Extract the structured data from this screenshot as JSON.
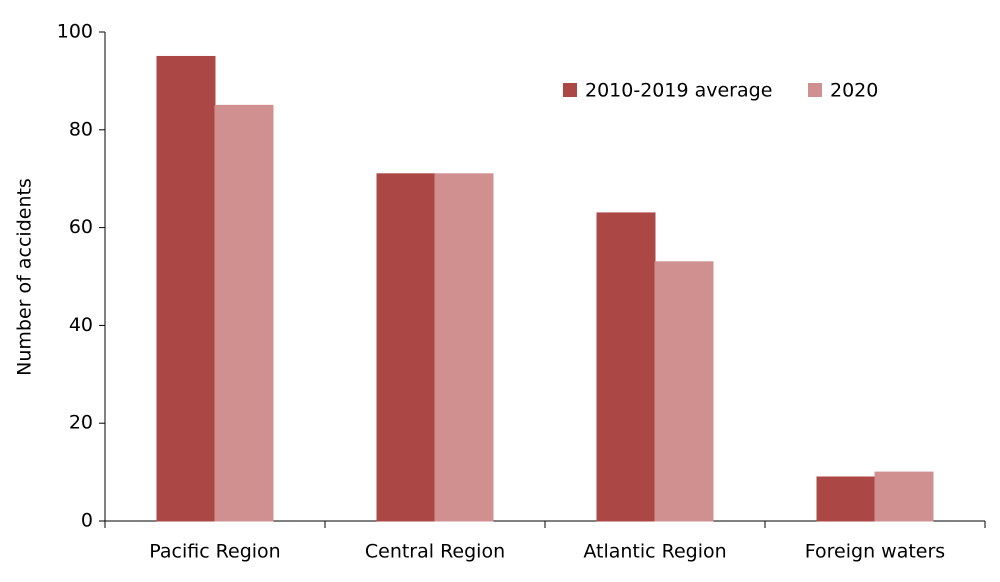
{
  "chart_data": {
    "type": "bar",
    "y_label": "Number of accidents",
    "categories": [
      "Pacific Region",
      "Central Region",
      "Atlantic Region",
      "Foreign waters"
    ],
    "series": [
      {
        "name": "2010-2019 average",
        "color": "#ab4745",
        "values": [
          95,
          71,
          63,
          9
        ]
      },
      {
        "name": "2020",
        "color": "#d09090",
        "values": [
          85,
          71,
          53,
          10
        ]
      }
    ],
    "ylim": [
      0,
      100
    ],
    "yticks": [
      0,
      20,
      40,
      60,
      80,
      100
    ],
    "grid": false,
    "legend": "top-right"
  }
}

■ ■ ■ ■ ■

◆ **Requirements**
Output the entries above exactly. Drop the pictures.

◆ **Problem solution**
Extract the structured data from this screenshot as JSON.
{
  "chart_data": {
    "type": "bar",
    "y_label": "Number of accidents",
    "categories": [
      "Pacific Region",
      "Central Region",
      "Atlantic Region",
      "Foreign waters"
    ],
    "series": [
      {
        "name": "2010-2019 average",
        "color": "#ab4745",
        "values": [
          95,
          71,
          63,
          9
        ]
      },
      {
        "name": "2020",
        "color": "#d09090",
        "values": [
          85,
          71,
          53,
          10
        ]
      }
    ],
    "ylim": [
      0,
      100
    ],
    "yticks": [
      0,
      20,
      40,
      60,
      80,
      100
    ],
    "grid": false,
    "legend": "top-right"
  }
}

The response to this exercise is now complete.